Extract the lines that carry the string "text" from the listing.

[Recorded data]
::::

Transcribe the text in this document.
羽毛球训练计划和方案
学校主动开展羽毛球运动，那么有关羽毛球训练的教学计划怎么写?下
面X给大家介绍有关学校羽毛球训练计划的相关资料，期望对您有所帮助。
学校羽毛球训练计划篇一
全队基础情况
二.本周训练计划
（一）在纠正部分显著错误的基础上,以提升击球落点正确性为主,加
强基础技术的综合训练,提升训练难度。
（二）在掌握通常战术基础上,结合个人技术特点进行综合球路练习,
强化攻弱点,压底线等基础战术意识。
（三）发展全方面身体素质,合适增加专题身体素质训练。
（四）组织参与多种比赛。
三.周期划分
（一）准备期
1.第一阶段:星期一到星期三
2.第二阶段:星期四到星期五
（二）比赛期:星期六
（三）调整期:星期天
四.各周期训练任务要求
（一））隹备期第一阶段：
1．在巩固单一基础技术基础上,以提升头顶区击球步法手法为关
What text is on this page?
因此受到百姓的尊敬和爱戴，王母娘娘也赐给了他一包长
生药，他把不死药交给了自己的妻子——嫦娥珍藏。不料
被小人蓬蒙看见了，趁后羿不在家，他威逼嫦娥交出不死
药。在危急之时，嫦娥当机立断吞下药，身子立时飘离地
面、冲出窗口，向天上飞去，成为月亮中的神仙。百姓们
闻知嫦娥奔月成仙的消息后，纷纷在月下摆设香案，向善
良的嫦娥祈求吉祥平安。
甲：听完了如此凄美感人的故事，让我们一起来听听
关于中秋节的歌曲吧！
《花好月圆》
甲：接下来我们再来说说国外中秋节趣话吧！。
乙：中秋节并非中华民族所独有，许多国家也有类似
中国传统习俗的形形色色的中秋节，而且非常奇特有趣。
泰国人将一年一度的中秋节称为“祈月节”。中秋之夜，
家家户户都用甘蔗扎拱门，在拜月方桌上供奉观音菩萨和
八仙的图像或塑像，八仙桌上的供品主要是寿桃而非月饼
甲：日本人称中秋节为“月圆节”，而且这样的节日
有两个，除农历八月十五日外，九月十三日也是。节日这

::::

▶ REPLY TO THE TASK:
Transcribe the text in this document.
What text is on this page?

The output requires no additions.